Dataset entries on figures
%%

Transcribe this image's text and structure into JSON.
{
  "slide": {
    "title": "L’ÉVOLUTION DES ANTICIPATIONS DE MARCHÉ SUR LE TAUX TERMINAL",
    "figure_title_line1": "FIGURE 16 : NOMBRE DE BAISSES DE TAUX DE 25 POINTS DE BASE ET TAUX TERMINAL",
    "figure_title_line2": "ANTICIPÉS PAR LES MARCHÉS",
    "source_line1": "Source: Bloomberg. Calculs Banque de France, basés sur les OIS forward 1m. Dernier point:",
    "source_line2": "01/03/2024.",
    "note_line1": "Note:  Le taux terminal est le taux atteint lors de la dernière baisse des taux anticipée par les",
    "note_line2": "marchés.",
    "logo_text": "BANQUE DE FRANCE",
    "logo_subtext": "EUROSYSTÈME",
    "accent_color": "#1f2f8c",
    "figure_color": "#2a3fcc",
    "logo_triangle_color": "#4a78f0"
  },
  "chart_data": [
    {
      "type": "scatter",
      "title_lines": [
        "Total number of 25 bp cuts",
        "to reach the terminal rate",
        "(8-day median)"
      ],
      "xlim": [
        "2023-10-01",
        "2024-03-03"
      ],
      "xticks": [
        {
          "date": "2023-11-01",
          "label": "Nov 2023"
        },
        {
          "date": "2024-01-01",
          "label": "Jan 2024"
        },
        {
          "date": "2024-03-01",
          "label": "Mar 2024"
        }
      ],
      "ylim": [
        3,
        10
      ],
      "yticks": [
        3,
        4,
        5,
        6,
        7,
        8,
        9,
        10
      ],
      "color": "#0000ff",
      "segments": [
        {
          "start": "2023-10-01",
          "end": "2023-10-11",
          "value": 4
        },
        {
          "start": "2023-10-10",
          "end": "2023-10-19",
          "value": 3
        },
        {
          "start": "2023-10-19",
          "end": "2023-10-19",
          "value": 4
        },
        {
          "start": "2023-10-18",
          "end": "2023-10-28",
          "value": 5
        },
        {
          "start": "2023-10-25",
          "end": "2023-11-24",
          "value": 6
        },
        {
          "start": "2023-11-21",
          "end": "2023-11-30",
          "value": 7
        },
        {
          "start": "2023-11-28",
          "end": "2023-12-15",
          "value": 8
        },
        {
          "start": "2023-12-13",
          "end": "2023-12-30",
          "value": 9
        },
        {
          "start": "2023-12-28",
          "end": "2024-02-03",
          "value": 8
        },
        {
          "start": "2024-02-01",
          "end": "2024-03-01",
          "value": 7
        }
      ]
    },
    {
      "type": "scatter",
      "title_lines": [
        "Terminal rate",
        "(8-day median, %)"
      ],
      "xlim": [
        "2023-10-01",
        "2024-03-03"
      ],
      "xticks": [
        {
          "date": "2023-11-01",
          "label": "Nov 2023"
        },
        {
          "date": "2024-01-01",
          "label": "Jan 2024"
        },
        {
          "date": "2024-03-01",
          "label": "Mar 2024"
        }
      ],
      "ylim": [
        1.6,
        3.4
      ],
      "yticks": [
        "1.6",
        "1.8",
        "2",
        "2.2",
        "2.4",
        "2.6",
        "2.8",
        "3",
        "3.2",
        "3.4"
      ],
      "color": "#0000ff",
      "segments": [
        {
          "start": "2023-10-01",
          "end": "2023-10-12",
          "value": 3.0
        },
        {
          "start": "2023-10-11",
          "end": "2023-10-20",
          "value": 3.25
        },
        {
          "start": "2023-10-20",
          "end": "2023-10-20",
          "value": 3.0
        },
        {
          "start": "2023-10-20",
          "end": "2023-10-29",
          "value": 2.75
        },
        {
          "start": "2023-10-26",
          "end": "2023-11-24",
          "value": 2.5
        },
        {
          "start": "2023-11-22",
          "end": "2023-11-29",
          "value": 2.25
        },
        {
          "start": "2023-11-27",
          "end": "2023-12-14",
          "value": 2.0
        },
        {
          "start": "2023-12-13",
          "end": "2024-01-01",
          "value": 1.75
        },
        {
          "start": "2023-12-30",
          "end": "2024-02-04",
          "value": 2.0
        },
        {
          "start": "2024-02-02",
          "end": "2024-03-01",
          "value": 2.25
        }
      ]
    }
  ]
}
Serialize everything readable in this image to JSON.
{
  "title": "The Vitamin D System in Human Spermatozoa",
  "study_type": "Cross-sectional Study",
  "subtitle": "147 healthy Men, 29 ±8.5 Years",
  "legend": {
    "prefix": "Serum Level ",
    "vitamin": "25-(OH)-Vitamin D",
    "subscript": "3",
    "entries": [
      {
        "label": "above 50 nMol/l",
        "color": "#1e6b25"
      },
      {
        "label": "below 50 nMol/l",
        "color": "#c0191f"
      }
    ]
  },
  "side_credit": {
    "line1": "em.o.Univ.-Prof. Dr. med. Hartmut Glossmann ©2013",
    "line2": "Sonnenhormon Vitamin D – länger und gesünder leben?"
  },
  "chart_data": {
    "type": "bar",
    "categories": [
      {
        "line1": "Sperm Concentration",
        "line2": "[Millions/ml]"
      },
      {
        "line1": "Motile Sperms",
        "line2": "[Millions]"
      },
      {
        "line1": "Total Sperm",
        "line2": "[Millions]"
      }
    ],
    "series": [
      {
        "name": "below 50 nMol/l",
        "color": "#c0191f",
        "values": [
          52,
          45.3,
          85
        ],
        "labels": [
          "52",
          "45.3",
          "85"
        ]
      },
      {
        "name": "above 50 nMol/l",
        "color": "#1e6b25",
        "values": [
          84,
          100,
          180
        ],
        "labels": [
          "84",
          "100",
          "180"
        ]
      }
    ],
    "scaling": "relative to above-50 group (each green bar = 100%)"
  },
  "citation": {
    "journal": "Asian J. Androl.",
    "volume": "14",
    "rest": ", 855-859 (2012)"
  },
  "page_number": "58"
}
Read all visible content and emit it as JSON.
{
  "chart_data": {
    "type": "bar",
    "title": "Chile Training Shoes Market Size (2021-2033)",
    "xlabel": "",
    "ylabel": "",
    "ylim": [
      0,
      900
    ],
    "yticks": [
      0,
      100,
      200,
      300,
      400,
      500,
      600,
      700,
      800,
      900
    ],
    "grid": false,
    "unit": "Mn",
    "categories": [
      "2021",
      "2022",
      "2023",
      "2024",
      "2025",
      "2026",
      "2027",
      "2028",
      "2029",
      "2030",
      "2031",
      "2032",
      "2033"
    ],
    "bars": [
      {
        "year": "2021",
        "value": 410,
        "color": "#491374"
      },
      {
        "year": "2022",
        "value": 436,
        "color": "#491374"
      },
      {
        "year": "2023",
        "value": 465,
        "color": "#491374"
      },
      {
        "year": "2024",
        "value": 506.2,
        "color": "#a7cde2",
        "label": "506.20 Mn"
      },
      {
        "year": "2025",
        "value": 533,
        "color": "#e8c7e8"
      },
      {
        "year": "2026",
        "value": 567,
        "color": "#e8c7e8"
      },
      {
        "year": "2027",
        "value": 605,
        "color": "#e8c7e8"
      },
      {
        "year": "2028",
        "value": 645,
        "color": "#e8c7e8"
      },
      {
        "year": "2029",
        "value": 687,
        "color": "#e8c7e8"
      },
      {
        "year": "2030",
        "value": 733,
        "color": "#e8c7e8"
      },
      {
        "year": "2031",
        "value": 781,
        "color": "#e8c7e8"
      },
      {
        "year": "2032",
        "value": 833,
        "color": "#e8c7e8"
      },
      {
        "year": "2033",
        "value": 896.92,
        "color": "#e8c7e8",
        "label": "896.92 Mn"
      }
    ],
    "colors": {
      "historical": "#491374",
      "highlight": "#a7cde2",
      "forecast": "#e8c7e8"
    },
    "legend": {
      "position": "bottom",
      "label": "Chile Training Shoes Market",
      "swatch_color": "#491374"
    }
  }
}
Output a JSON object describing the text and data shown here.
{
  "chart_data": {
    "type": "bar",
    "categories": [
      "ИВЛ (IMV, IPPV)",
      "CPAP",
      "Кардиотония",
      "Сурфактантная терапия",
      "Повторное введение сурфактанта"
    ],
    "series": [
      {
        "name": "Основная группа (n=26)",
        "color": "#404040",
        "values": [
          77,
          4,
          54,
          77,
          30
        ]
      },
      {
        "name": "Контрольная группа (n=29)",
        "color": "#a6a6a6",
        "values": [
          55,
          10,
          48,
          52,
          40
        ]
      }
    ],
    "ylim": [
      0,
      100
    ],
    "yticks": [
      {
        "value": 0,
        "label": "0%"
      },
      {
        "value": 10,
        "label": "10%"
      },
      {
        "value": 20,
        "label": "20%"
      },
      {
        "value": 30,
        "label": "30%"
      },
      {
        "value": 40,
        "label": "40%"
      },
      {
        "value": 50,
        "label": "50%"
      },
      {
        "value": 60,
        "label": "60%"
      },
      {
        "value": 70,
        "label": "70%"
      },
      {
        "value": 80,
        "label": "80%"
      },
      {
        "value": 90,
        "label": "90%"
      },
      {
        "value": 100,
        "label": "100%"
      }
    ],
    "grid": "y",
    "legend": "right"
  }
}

%%

### Job
Copy out every line in the listing where the word "above" appears.

### The answer
        "label": "above 50 nMol/l",
        "name": "above 50 nMol/l",
    "scaling": "relative to above-50 group (each green bar = 100%)"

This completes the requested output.